Every record here should be printed again exactly.

> **Exercise material**
>>

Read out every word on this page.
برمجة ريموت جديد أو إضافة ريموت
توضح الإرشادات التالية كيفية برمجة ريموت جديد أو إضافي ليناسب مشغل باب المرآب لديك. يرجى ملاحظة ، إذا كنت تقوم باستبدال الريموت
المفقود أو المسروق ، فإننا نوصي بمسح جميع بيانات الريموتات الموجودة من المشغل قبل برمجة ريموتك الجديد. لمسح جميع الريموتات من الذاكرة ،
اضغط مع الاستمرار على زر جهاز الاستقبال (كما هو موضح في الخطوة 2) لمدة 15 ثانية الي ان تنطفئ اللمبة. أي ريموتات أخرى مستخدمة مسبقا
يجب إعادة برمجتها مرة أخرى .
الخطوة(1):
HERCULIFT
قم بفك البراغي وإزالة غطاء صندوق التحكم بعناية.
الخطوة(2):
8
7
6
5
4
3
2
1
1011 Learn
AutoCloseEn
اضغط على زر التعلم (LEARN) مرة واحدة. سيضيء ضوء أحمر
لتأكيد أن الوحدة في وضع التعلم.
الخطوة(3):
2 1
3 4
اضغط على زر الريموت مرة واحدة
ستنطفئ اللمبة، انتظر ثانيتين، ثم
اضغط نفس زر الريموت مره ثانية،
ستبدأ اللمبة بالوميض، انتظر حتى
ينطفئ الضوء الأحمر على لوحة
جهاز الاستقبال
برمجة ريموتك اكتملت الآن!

<<

> **Task answer**
Read out every word on this page.
برمجة ريموت جديد أو إضافة ريموت
توضح الإرشادات التالية كيفية برمجة ريموت جديد أو إضافي ليناسب مشغل باب المرآب لديك. يرجى ملاحظة ، إذا كنت تقوم باستبدال الريموت
المفقود أو المسروق ، فإننا نوصي بمسح جميع بيانات الريموتات الموجودة من المشغل قبل برمجة ريموتك الجديد. لمسح جميع الريموتات من الذاكرة ،
اضغط مع الاستمرار على زر جهاز الاستقبال (كما هو موضح في الخطوة 2) لمدة 15 ثانية الي ان تنطفئ اللمبة. أي ريموتات أخرى مستخدمة مسبقا
يجب إعادة برمجتها مرة أخرى .
الخطوة(1):
HERCULIFT
قم بفك البراغي وإزالة غطاء صندوق التحكم بعناية.
الخطوة(2):
8
7
6
5
4
3
2
1
1011 Learn
AutoCloseEn
اضغط على زر التعلم (LEARN) مرة واحدة. سيضيء ضوء أحمر
لتأكيد أن الوحدة في وضع التعلم.
الخطوة(3):
2 1
3 4
اضغط على زر الريموت مرة واحدة
ستنطفئ اللمبة، انتظر ثانيتين، ثم
اضغط نفس زر الريموت مره ثانية،
ستبدأ اللمبة بالوميض، انتظر حتى
ينطفئ الضوء الأحمر على لوحة
جهاز الاستقبال
برمجة ريموتك اكتملت الآن!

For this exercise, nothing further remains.